Given passage:
● ● ● ●

The latency numbers are what stood out to me though. ~70ms time-to-first-frame is genuinely impressive for an interactive loop. In real conversations, responsiveness dominates perceived realism way more than visual fidelity, so that correlation result makes intuitive sense.
Curious how robust the audio-to-motion mapping is under messy real-world input (overlapping speech, accents, background noise, etc.). Does the flow-matching variant help mostly with stability during training, or also temporal consistency during inference?
audio-to-motion is fairly robust to noisy TTS and differing languages / accents. It doesn't use the raw audio as input, we first embed the audio using a pretrained wav2vec-style embedder, trained on millions of audio samples.
Saying this, we haven't properly evaluated in multiple languages, and we have heard from customers that lip-sync isn't always as good in non-english. For Cara 4 we're training on more diverse data, which will hopefully close this gap.

● ● ● ●

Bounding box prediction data
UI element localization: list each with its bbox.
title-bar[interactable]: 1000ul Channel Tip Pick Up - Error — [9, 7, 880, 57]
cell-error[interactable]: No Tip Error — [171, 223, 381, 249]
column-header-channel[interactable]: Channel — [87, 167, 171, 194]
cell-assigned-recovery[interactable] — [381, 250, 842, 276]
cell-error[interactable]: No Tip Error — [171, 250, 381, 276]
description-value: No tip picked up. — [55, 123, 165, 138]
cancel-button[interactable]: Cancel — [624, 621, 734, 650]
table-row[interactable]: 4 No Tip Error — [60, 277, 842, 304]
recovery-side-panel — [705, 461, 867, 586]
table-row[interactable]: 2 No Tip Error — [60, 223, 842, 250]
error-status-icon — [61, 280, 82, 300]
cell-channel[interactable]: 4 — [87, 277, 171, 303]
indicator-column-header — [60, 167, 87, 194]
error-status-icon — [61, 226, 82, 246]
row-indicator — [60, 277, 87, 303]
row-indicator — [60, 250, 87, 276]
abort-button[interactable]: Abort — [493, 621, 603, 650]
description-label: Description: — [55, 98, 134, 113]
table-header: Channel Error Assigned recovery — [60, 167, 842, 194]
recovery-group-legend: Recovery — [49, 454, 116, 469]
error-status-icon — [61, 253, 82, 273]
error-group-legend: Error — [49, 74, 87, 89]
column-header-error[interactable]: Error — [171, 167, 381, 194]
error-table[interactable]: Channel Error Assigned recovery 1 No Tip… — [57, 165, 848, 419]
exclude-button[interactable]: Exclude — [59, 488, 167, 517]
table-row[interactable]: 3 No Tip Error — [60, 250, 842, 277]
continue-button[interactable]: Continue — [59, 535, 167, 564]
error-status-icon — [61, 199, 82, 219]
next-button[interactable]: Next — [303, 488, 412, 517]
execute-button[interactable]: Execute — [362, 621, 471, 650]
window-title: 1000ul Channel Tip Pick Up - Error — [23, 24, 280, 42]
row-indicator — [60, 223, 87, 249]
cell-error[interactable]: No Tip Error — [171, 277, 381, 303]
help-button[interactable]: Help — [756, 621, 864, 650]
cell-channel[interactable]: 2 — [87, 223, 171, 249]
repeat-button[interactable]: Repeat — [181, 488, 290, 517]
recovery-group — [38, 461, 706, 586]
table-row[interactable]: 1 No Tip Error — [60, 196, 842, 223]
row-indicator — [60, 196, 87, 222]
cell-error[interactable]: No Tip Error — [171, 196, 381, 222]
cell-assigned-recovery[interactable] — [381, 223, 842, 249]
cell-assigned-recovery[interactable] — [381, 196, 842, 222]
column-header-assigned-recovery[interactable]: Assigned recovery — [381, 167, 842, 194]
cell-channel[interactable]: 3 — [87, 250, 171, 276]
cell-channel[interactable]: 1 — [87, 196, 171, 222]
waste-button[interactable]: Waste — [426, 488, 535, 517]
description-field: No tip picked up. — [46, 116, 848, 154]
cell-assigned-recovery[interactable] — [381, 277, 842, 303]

● ● ● ●

Exercise tasks:
(1) How would this sentence from the audio-to-motion thread read in Spanish: "It doesn't use the raw audio as input, we first embed the audio using a pretrained wav2vec-style embedder, trained on millions of audio samples."?
(2) Can you write the next reply in the audio-to-motion thread, picking up after its last post?

Answers to the exercises:
(1) No usa el audio sin procesar como entrada; primero convertimos el audio en embeddings con un modelo preentrenado de tipo wav2vec, entrenado con millones de muestras de audio.

(2)
Most off the shelf solutions, or existing platforms heavily skew towards the normal http web service world. However, the bulk of our interactions happen over webrtc in long-running sessions, where the existing solutions for in-depth metrics and monitoring are much less mature and well documented.
Currently we're using influxdb, prometheus, grafana and some hand rolled monitoring code alongside the stats that webrtc offers itself. Would be interested to know how anyone out there is monitoring conversational flows, and webrtc traffic.
Personally I like using LLMs for getting information (not chat) or solving problems, and I like the fact it's text and I can read it quicker than a normal conversation, and don't need to look for facial cues when ingesting the information provided (am I autistic?), but I might be a minority...
Some people might really find this useful.